**GIVEN RECORDS**:
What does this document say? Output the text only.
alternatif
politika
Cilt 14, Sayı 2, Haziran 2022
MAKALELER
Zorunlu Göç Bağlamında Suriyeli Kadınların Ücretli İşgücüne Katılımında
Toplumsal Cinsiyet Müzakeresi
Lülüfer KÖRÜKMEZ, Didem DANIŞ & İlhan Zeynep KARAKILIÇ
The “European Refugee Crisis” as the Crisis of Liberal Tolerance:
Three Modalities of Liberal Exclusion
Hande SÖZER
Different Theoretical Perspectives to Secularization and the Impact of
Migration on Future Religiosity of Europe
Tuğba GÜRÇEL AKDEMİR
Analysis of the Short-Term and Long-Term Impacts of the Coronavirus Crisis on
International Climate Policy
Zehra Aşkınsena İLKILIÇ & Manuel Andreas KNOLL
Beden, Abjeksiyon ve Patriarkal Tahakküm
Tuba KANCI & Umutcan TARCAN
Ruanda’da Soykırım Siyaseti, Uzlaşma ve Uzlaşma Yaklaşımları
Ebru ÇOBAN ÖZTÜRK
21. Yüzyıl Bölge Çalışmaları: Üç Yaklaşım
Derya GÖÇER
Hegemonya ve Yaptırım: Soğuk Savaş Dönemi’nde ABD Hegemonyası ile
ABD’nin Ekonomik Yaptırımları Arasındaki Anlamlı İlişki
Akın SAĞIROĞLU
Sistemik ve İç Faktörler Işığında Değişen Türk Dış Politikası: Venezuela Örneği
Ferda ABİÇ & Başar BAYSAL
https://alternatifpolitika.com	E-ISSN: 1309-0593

**WORK ITEM**:
An exact copy of every record is required here.

**TASK ANSWER**:
What does this document say? Output the text only.
alternatif
politika
Cilt 14, Sayı 2, Haziran 2022
MAKALELER
Zorunlu Göç Bağlamında Suriyeli Kadınların Ücretli İşgücüne Katılımında
Toplumsal Cinsiyet Müzakeresi
Lülüfer KÖRÜKMEZ, Didem DANIŞ & İlhan Zeynep KARAKILIÇ
The “European Refugee Crisis” as the Crisis of Liberal Tolerance:
Three Modalities of Liberal Exclusion
Hande SÖZER
Different Theoretical Perspectives to Secularization and the Impact of
Migration on Future Religiosity of Europe
Tuğba GÜRÇEL AKDEMİR
Analysis of the Short-Term and Long-Term Impacts of the Coronavirus Crisis on
International Climate Policy
Zehra Aşkınsena İLKILIÇ & Manuel Andreas KNOLL
Beden, Abjeksiyon ve Patriarkal Tahakküm
Tuba KANCI & Umutcan TARCAN
Ruanda’da Soykırım Siyaseti, Uzlaşma ve Uzlaşma Yaklaşımları
Ebru ÇOBAN ÖZTÜRK
21. Yüzyıl Bölge Çalışmaları: Üç Yaklaşım
Derya GÖÇER
Hegemonya ve Yaptırım: Soğuk Savaş Dönemi’nde ABD Hegemonyası ile
ABD’nin Ekonomik Yaptırımları Arasındaki Anlamlı İlişki
Akın SAĞIROĞLU
Sistemik ve İç Faktörler Işığında Değişen Türk Dış Politikası: Venezuela Örneği
Ferda ABİÇ & Başar BAYSAL
https://alternatifpolitika.com	E-ISSN: 1309-0593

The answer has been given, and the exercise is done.